## begin Supplied data
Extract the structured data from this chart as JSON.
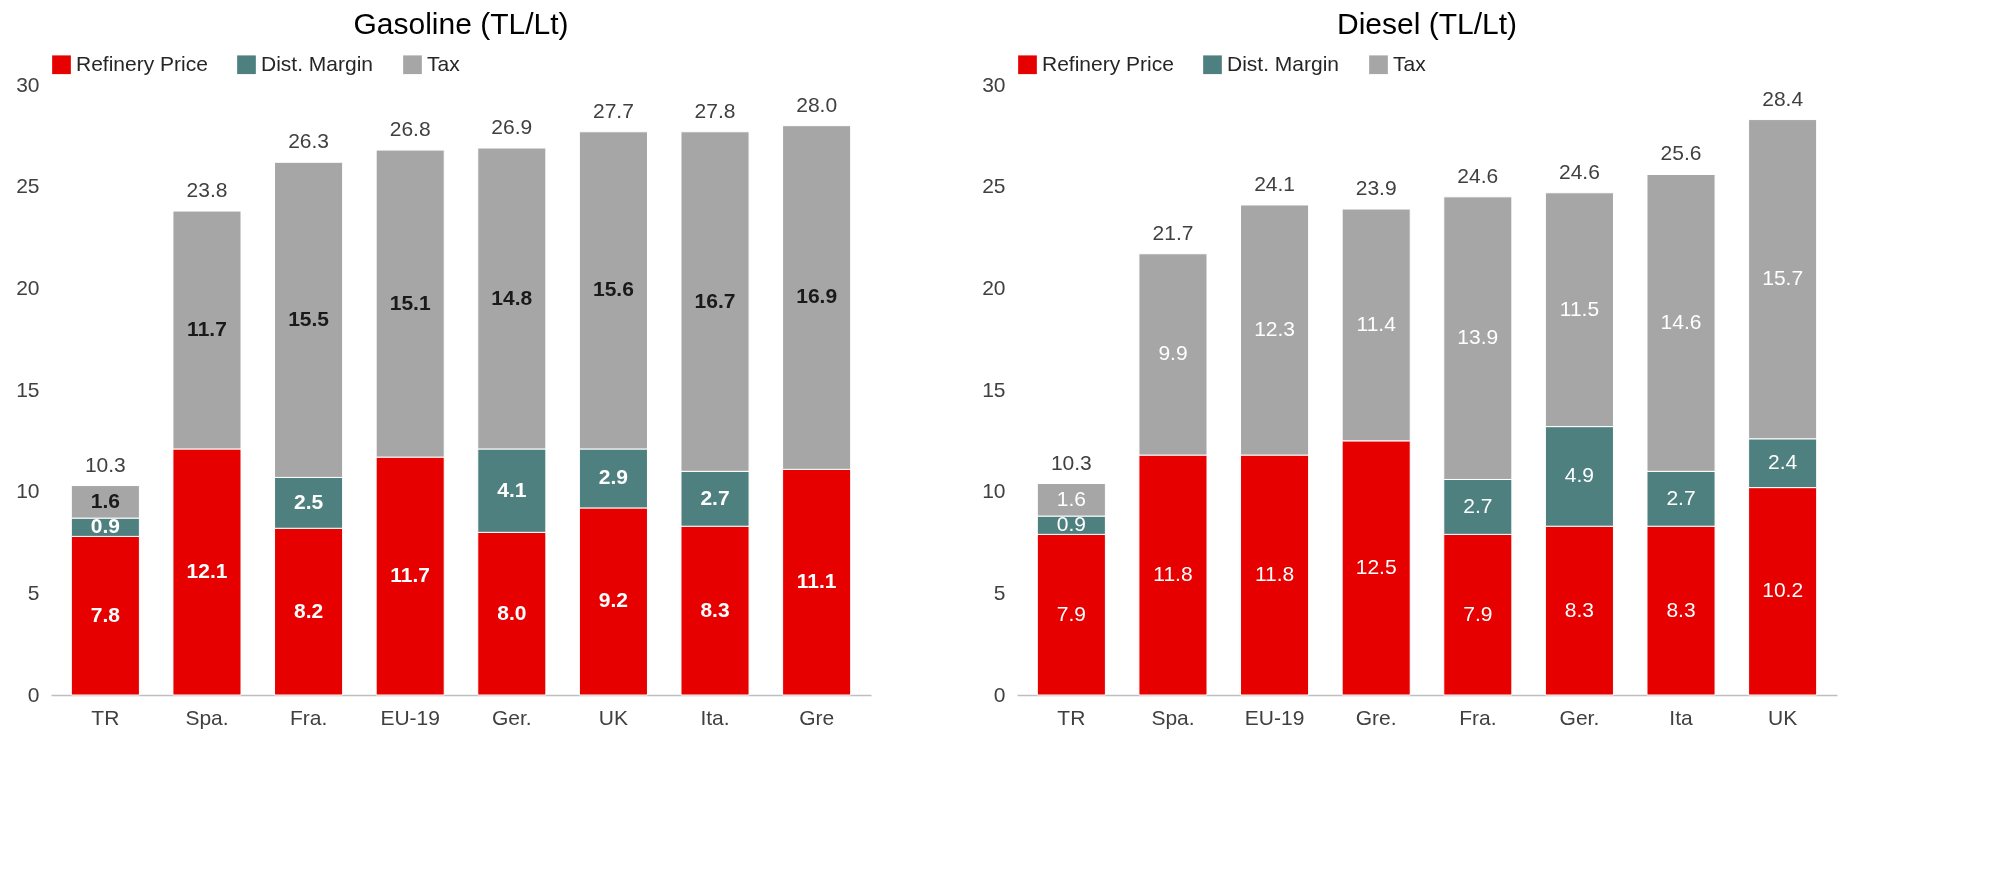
{
  "chart_data": [
    {
      "type": "bar",
      "title": "Gasoline (TL/Lt)",
      "stacked": true,
      "categories": [
        "TR",
        "Spa.",
        "Fra.",
        "EU-19",
        "Ger.",
        "UK",
        "Ita.",
        "Gre"
      ],
      "series": [
        {
          "name": "Refinery Price",
          "color": "#e60000",
          "values": [
            7.8,
            12.1,
            8.2,
            11.7,
            8.0,
            9.2,
            8.3,
            11.1
          ],
          "value_labels": [
            "7.8",
            "12.1",
            "8.2",
            "11.7",
            "8.0",
            "9.2",
            "8.3",
            "11.1"
          ]
        },
        {
          "name": "Dist. Margin",
          "color": "#4f8080",
          "values": [
            0.9,
            null,
            2.5,
            null,
            4.1,
            2.9,
            2.7,
            null
          ],
          "value_labels": [
            "0.9",
            null,
            "2.5",
            null,
            "4.1",
            "2.9",
            "2.7",
            null
          ]
        },
        {
          "name": "Tax",
          "color": "#a6a6a6",
          "values": [
            1.6,
            11.7,
            15.5,
            15.1,
            14.8,
            15.6,
            16.7,
            16.9
          ],
          "value_labels": [
            "1.6",
            "11.7",
            "15.5",
            "15.1",
            "14.8",
            "15.6",
            "16.7",
            "16.9"
          ]
        }
      ],
      "totals": [
        "10.3",
        "23.8",
        "26.3",
        "26.8",
        "26.9",
        "27.7",
        "27.8",
        "28.0"
      ],
      "ylim": [
        0,
        30
      ],
      "yticks": [
        0,
        5,
        10,
        15,
        20,
        25,
        30
      ],
      "legend": "top"
    },
    {
      "type": "bar",
      "title": "Diesel (TL/Lt)",
      "stacked": true,
      "categories": [
        "TR",
        "Spa.",
        "EU-19",
        "Gre.",
        "Fra.",
        "Ger.",
        "Ita",
        "UK"
      ],
      "series": [
        {
          "name": "Refinery Price",
          "color": "#e60000",
          "values": [
            7.9,
            11.8,
            11.8,
            12.5,
            7.9,
            8.3,
            8.3,
            10.2
          ]
        },
        {
          "name": "Dist. Margin",
          "color": "#4f8080",
          "values": [
            0.9,
            null,
            null,
            null,
            2.7,
            4.9,
            2.7,
            2.4
          ]
        },
        {
          "name": "Tax",
          "color": "#a6a6a6",
          "values": [
            1.6,
            9.9,
            12.3,
            11.4,
            13.9,
            11.5,
            14.6,
            15.7
          ]
        }
      ],
      "totals": [
        "10.3",
        "21.7",
        "24.1",
        "23.9",
        "24.6",
        "24.6",
        "25.6",
        "28.4"
      ],
      "data_labels": true,
      "ylim": [
        0,
        30
      ],
      "yticks": [
        0,
        5,
        10,
        15,
        20,
        25,
        30
      ],
      "legend": "top"
    }
  ]
}
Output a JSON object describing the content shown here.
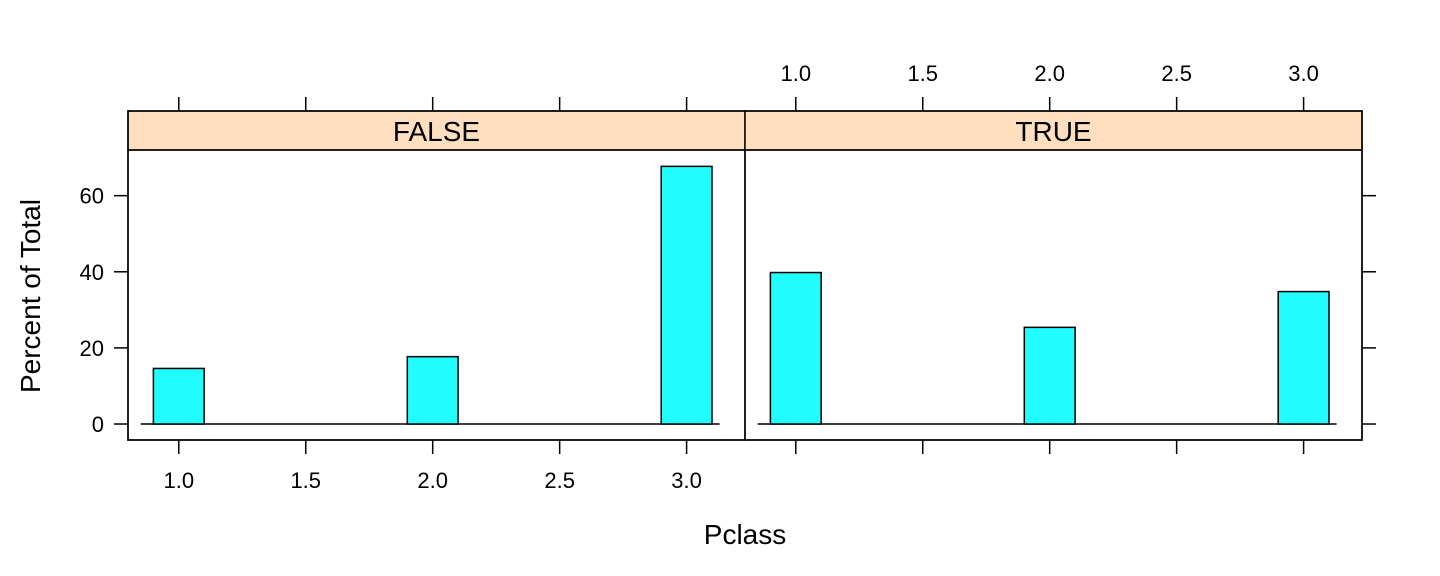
{
  "chart_data": {
    "type": "bar",
    "xlabel": "Pclass",
    "ylabel": "Percent of Total",
    "xlim": [
      0.8,
      3.23
    ],
    "ylim": [
      -4.2,
      72
    ],
    "x_ticks": [
      "1.0",
      "1.5",
      "2.0",
      "2.5",
      "3.0"
    ],
    "x_tick_values": [
      1.0,
      1.5,
      2.0,
      2.5,
      3.0
    ],
    "y_ticks": [
      "0",
      "20",
      "40",
      "60"
    ],
    "y_tick_values": [
      0,
      20,
      40,
      60
    ],
    "bar_halfwidth": 0.1,
    "panels": [
      {
        "label": "FALSE",
        "x": [
          1.0,
          2.0,
          3.0
        ],
        "values": [
          14.6,
          17.7,
          67.7
        ]
      },
      {
        "label": "TRUE",
        "x": [
          1.0,
          2.0,
          3.0
        ],
        "values": [
          39.8,
          25.4,
          34.8
        ]
      }
    ],
    "colors": {
      "bar": "#21fdfe",
      "strip": "#ffdfbf"
    }
  }
}
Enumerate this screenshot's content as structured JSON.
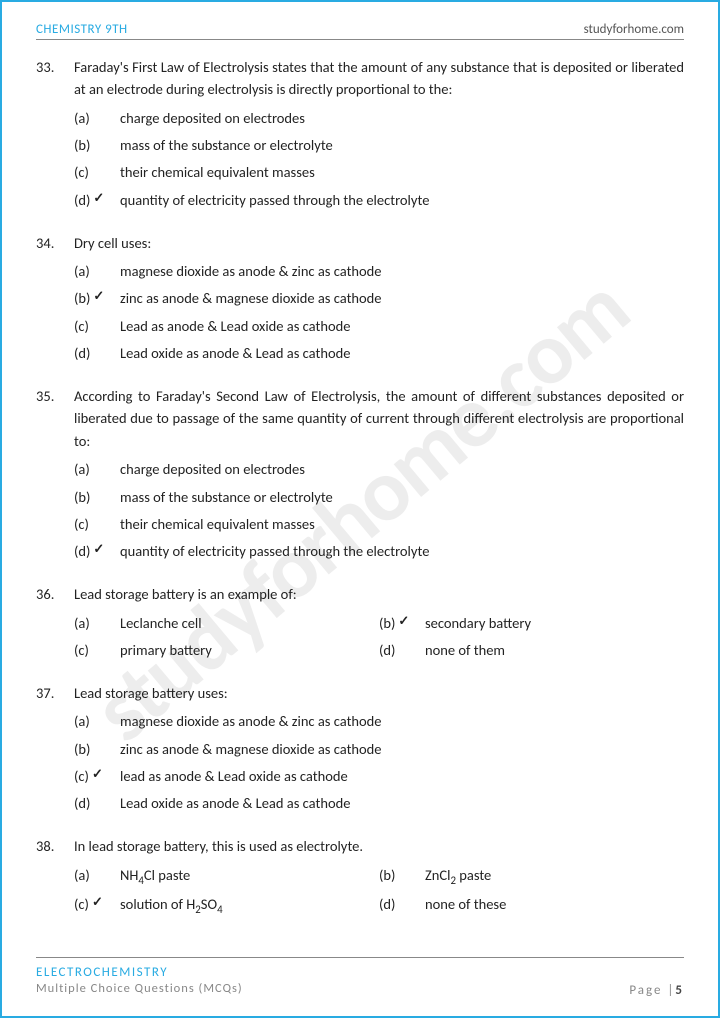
{
  "colors": {
    "accent": "#29abe2",
    "text": "#222222",
    "muted": "#888888",
    "border": "#888888",
    "watermark": "rgba(0,0,0,0.07)",
    "background": "#ffffff"
  },
  "header": {
    "left": "CHEMISTRY 9TH",
    "right": "studyforhome.com"
  },
  "watermark": "studyforhome.com",
  "footer": {
    "topic": "ELECTROCHEMISTRY",
    "subtitle": "Multiple Choice Questions (MCQs)",
    "page_label": "Page |",
    "page_num": "5"
  },
  "questions": [
    {
      "num": "33.",
      "justify": true,
      "stem": "Faraday's First Law of Electrolysis states that the amount of any substance that is deposited or liberated at an electrode during electrolysis is directly proportional to the:",
      "layout": "single",
      "options": [
        {
          "label": "(a)",
          "text": "charge deposited on electrodes",
          "correct": false
        },
        {
          "label": "(b)",
          "text": "mass of the substance or electrolyte",
          "correct": false
        },
        {
          "label": "(c)",
          "text": "their chemical equivalent masses",
          "correct": false
        },
        {
          "label": "(d)",
          "text": "quantity of electricity passed through the electrolyte",
          "correct": true
        }
      ]
    },
    {
      "num": "34.",
      "justify": false,
      "stem": "Dry cell uses:",
      "layout": "single",
      "options": [
        {
          "label": "(a)",
          "text": "magnese dioxide as anode & zinc as cathode",
          "correct": false
        },
        {
          "label": "(b)",
          "text": "zinc as anode & magnese dioxide as cathode",
          "correct": true
        },
        {
          "label": "(c)",
          "text": "Lead as anode & Lead oxide as cathode",
          "correct": false
        },
        {
          "label": "(d)",
          "text": "Lead oxide as anode & Lead as cathode",
          "correct": false
        }
      ]
    },
    {
      "num": "35.",
      "justify": true,
      "stem": "According to Faraday's Second Law of Electrolysis, the amount of different substances deposited or liberated due to passage of the same quantity of current through different electrolysis are proportional to:",
      "layout": "single",
      "options": [
        {
          "label": "(a)",
          "text": "charge deposited on electrodes",
          "correct": false
        },
        {
          "label": "(b)",
          "text": "mass of the substance or electrolyte",
          "correct": false
        },
        {
          "label": "(c)",
          "text": "their chemical equivalent masses",
          "correct": false
        },
        {
          "label": "(d)",
          "text": "quantity of electricity passed through the electrolyte",
          "correct": true
        }
      ]
    },
    {
      "num": "36.",
      "justify": false,
      "stem": "Lead storage battery is an example of:",
      "layout": "two-col",
      "options": [
        {
          "label": "(a)",
          "text": "Leclanche cell",
          "correct": false
        },
        {
          "label": "(b)",
          "text": "secondary battery",
          "correct": true
        },
        {
          "label": "(c)",
          "text": "primary battery",
          "correct": false
        },
        {
          "label": "(d)",
          "text": "none of them",
          "correct": false
        }
      ]
    },
    {
      "num": "37.",
      "justify": false,
      "stem": "Lead storage battery uses:",
      "layout": "single",
      "options": [
        {
          "label": "(a)",
          "text": "magnese dioxide as anode & zinc as cathode",
          "correct": false
        },
        {
          "label": "(b)",
          "text": "zinc as anode & magnese dioxide as cathode",
          "correct": false
        },
        {
          "label": "(c)",
          "text": "lead as anode & Lead oxide as cathode",
          "correct": true
        },
        {
          "label": "(d)",
          "text": "Lead oxide as anode & Lead as cathode",
          "correct": false
        }
      ]
    },
    {
      "num": "38.",
      "justify": false,
      "stem": "In lead storage battery, this is used as electrolyte.",
      "layout": "two-col",
      "options": [
        {
          "label": "(a)",
          "html": "NH<sub>4</sub>Cl paste",
          "correct": false
        },
        {
          "label": "(b)",
          "html": "ZnCl<sub>2</sub> paste",
          "correct": false
        },
        {
          "label": "(c)",
          "html": "solution of H<sub>2</sub>SO<sub>4</sub>",
          "correct": true
        },
        {
          "label": "(d)",
          "html": "none of these",
          "correct": false
        }
      ]
    }
  ]
}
## end Supplied data
Problem requirements: Gather up, from the records above, each line where the word "structured" appears.

Problem solution:
Extract the structured data from this chart as JSON.
Enumerate this screenshot's content as structured JSON.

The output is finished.